Given instruction:
Leave out the pictures and transcribe the rest of the records exactly.

Stored records:
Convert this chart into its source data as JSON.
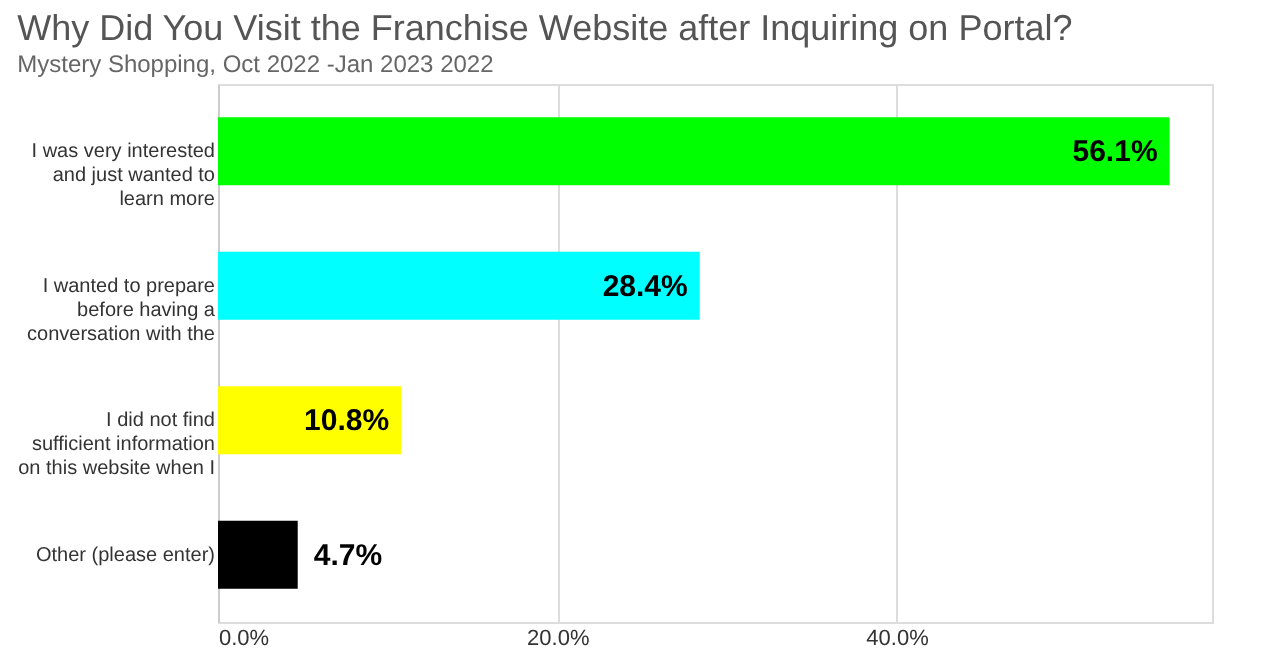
{
  "chart_data": {
    "type": "bar",
    "orientation": "horizontal",
    "title": "Why Did You Visit the Franchise Website after Inquiring on Portal?",
    "subtitle": "Mystery Shopping, Oct 2022 -Jan 2023 2022",
    "categories": [
      "I was very interested and just wanted to learn more",
      "I wanted to prepare before having a conversation with the",
      "I did not find sufficient information on this website when I",
      "Other (please enter)"
    ],
    "values": [
      56.1,
      28.4,
      10.8,
      4.7
    ],
    "colors": [
      "#00ff00",
      "#00ffff",
      "#ffff00",
      "#000000"
    ],
    "value_labels": [
      "56.1%",
      "28.4%",
      "10.8%",
      "4.7%"
    ],
    "xlim": [
      0,
      58.6
    ],
    "xticks": [
      {
        "value": 0,
        "label": "0.0%"
      },
      {
        "value": 20,
        "label": "20.0%"
      },
      {
        "value": 40,
        "label": "40.0%"
      }
    ],
    "grid": "x"
  }
}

Output of the task:
Convert this chart into its source data as JSON.
{
  "chart_data": {
    "type": "bar",
    "orientation": "horizontal",
    "title": "Why Did You Visit the Franchise Website after Inquiring on Portal?",
    "subtitle": "Mystery Shopping, Oct 2022 -Jan 2023 2022",
    "categories": [
      "I was very interested and just wanted to learn more",
      "I wanted to prepare before having a conversation with the",
      "I did not find sufficient information on this website when I",
      "Other (please enter)"
    ],
    "values": [
      56.1,
      28.4,
      10.8,
      4.7
    ],
    "colors": [
      "#00ff00",
      "#00ffff",
      "#ffff00",
      "#000000"
    ],
    "value_labels": [
      "56.1%",
      "28.4%",
      "10.8%",
      "4.7%"
    ],
    "xlim": [
      0,
      58.6
    ],
    "xticks": [
      {
        "value": 0,
        "label": "0.0%"
      },
      {
        "value": 20,
        "label": "20.0%"
      },
      {
        "value": 40,
        "label": "40.0%"
      }
    ],
    "grid": "x"
  }
}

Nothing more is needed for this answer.